GOAL: Could you write out the records below exactly as they appear, leaving out any pictures?

RECORDS FOR THE TASK:
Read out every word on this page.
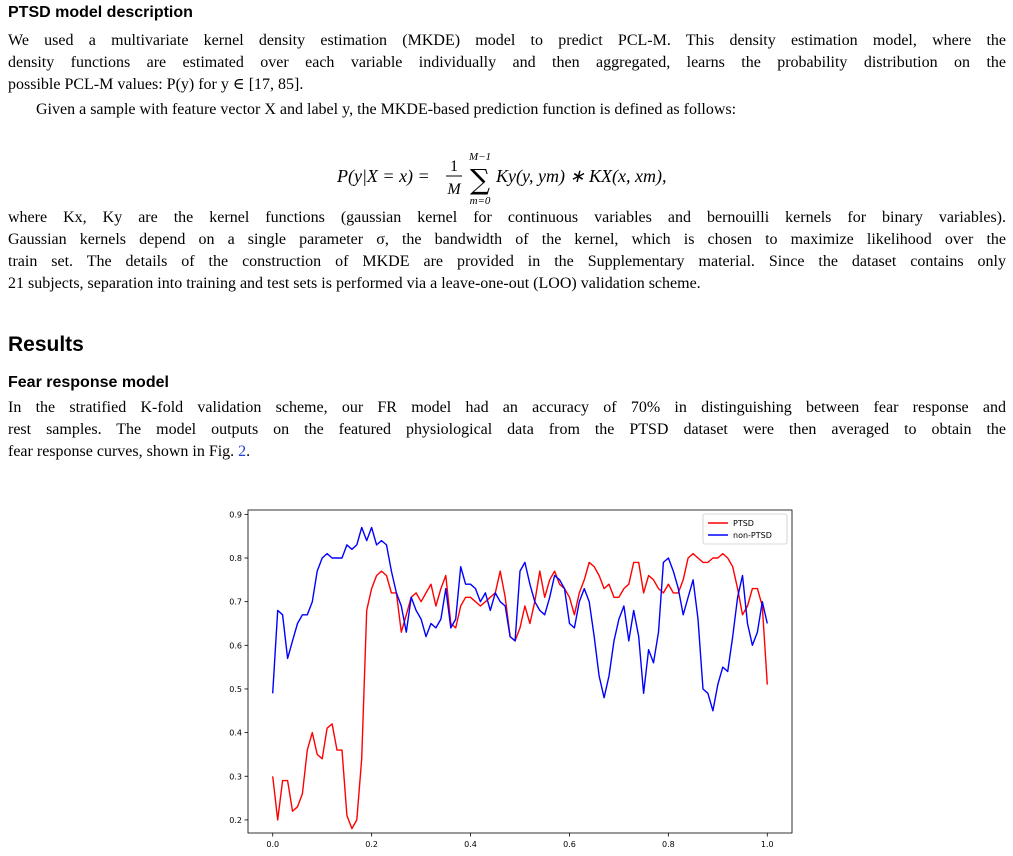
PTSD model description
We used a multivariate kernel density estimation (MKDE) model to predict PCL-M. This density estimation model, where the
density functions are estimated over each variable individually and then aggregated, learns the probability distribution on the
possible PCL-M values: P(y) for y ∈ [17, 85].

Given a sample with feature vector X and label y, the MKDE-based prediction function is defined as follows:

P(y|X = x) = 1
M
M−1
∑
m=0
Ky(y, ym) ∗ KX(x, xm),
where Kx, Ky are the kernel functions (gaussian kernel for continuous variables and bernouilli kernels for binary variables).
Gaussian kernels depend on a single parameter σ, the bandwidth of the kernel, which is chosen to maximize likelihood over the
train set. The details of the construction of MKDE are provided in the Supplementary material. Since the dataset contains only
21 subjects, separation into training and test sets is performed via a leave-one-out (LOO) validation scheme.
Results
Fear response model
In the stratified K-fold validation scheme, our FR model had an accuracy of 70% in distinguishing between fear response and
rest samples. The model outputs on the featured physiological data from the PTSD dataset were then averaged to obtain the
fear response curves, shown in Fig. 2.
0.0	0.2	0.4	0.6	0.8	1.0
0.2
0.3
0.4
0.5
0.6
0.7
0.8
0.9
PTSD
non-PTSD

OUTPUT OF THE EXERCISE:
Read out every word on this page.
PTSD model description
We used a multivariate kernel density estimation (MKDE) model to predict PCL-M. This density estimation model, where the
density functions are estimated over each variable individually and then aggregated, learns the probability distribution on the
possible PCL-M values: P(y) for y ∈ [17, 85].

Given a sample with feature vector X and label y, the MKDE-based prediction function is defined as follows:

P(y|X = x) = 1
M
M−1
∑
m=0
Ky(y, ym) ∗ KX(x, xm),
where Kx, Ky are the kernel functions (gaussian kernel for continuous variables and bernouilli kernels for binary variables).
Gaussian kernels depend on a single parameter σ, the bandwidth of the kernel, which is chosen to maximize likelihood over the
train set. The details of the construction of MKDE are provided in the Supplementary material. Since the dataset contains only
21 subjects, separation into training and test sets is performed via a leave-one-out (LOO) validation scheme.
Results
Fear response model
In the stratified K-fold validation scheme, our FR model had an accuracy of 70% in distinguishing between fear response and
rest samples. The model outputs on the featured physiological data from the PTSD dataset were then averaged to obtain the
fear response curves, shown in Fig. 2.
0.0	0.2	0.4	0.6	0.8	1.0
0.2
0.3
0.4
0.5
0.6
0.7
0.8
0.9
PTSD
non-PTSD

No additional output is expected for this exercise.